▸ TASKS TO CARRY OUT:
1. According to the review of The Athletic, which company owns The Athletic?
2. Rewrite the part of the review of The Athletic that opens with the words containing "The Athletic is" and closes with "a cognitive blessing.", putting "overpriced" in place of "mediocre".

▸ EXERCISE PASSAGE:
= = =

Check out our Amazon Prime (Membership) review for comparison. Check out our Apple Arcade review for comparison.

Final Verdict

worthit. Without hesitation.

The Athletic is not a subscription service; it's an intervention. It is the only major platform that treats sports fans like adults with a capacity for critical thought and an appetite for substance. For the price of one mediocre stadium beer per month, you get a year's worth of the best sports journalism on the planet. The reporting is thorough, the writing is consistently excellent, and the absence of ads is a cognitive blessing.

The biggest annoyance, and it's a legitimate cloud on the horizon, is the New York Times ownership. The fear isn't that the quality will dip immediately—if anything, the NYT's resources have bolstered some investigative efforts. The fear is the inevitable corporate synergy. Will it get bundled in a way that forces you to pay for things you don't want? Will the NYT's broader editorial priorities slowly homogenize The Athletic's distinct voice? This is a real risk. But as it stands today, in 2026, that risk is far outweighed by the present, tangible value.

= = =

▸ SUPPLIED MATERIAL:
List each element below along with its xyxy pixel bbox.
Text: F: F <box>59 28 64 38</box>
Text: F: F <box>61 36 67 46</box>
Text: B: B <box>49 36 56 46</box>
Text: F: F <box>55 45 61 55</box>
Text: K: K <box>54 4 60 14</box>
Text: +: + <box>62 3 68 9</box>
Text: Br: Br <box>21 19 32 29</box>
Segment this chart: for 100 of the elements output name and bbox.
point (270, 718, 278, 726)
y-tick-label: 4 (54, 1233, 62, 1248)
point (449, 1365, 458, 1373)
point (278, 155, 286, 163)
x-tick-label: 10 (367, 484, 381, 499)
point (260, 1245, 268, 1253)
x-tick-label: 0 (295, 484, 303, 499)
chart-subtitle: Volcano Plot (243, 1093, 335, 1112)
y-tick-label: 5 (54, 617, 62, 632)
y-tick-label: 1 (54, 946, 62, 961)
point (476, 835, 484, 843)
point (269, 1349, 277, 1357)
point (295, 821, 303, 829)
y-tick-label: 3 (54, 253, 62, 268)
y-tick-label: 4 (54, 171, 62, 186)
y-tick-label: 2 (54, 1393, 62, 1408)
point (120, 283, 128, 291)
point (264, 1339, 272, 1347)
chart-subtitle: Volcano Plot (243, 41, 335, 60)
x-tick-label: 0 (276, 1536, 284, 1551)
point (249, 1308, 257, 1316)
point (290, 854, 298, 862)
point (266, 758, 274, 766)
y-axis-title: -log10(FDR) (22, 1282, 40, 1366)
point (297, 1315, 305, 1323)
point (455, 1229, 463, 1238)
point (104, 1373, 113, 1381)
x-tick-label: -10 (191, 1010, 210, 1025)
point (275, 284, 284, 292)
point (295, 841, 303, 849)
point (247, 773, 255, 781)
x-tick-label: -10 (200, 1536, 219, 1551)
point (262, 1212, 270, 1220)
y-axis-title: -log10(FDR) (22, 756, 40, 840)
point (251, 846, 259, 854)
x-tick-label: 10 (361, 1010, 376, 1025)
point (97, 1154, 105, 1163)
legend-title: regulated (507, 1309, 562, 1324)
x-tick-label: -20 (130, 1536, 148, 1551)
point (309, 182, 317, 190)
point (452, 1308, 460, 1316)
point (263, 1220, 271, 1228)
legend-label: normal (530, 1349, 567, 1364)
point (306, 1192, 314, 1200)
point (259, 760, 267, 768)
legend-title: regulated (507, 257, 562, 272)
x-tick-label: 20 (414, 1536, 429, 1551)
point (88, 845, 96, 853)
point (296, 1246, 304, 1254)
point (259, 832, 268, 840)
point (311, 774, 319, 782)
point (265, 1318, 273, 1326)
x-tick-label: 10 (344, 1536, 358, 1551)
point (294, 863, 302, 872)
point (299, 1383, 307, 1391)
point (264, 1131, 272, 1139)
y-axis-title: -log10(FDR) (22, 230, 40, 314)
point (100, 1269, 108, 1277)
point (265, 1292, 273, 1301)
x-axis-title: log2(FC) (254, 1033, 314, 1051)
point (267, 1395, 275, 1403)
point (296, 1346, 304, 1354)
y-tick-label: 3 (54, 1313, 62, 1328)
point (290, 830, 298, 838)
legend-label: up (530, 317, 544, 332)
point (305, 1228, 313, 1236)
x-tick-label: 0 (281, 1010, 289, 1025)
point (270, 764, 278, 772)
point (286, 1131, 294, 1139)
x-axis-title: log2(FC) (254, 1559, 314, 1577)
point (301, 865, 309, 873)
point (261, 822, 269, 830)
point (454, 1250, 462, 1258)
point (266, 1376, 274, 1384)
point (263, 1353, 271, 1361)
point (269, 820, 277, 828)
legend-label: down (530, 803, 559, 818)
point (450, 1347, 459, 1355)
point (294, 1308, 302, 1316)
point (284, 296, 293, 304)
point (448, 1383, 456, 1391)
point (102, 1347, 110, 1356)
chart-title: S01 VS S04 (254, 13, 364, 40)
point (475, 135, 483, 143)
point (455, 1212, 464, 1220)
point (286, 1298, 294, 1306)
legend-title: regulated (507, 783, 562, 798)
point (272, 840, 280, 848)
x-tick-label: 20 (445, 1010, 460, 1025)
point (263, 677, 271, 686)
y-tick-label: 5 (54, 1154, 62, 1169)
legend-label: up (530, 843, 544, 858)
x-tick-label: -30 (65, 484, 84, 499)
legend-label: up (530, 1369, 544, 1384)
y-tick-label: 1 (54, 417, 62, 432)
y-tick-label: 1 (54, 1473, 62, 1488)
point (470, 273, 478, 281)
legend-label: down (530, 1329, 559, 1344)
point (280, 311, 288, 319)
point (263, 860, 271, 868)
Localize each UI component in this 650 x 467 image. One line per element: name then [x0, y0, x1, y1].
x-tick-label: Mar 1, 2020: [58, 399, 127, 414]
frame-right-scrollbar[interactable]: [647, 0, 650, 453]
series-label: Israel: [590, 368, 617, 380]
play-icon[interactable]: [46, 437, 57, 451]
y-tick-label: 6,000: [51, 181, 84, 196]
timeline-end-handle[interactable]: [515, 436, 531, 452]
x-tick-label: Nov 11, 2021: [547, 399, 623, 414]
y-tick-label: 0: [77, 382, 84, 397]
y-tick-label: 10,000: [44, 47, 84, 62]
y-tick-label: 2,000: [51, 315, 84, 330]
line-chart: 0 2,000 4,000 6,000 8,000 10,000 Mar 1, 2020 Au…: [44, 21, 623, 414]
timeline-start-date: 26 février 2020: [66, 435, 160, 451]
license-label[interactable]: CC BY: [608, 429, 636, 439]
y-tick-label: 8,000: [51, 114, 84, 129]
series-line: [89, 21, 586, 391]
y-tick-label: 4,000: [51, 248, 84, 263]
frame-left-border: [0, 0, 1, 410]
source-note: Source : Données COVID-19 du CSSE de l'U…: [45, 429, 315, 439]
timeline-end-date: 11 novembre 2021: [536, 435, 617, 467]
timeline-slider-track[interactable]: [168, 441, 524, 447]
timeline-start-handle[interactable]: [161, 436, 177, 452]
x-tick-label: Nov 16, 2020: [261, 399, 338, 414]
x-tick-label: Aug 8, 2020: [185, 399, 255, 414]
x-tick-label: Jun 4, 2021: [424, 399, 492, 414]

= = =

▸ OUTPUTS FOR THE TASKS:
1. The New York Times owns The Athletic.

2.
The Athletic is not a subscription service; it's an intervention. It is the only major platform that treats sports fans like adults with a capacity for critical thought and an appetite for substance. For the price of one overpriced stadium beer per month, you get a year's worth of the best sports journalism on the planet. The reporting is thorough, the writing is consistently excellent, and the absence of ads is a cognitive blessing.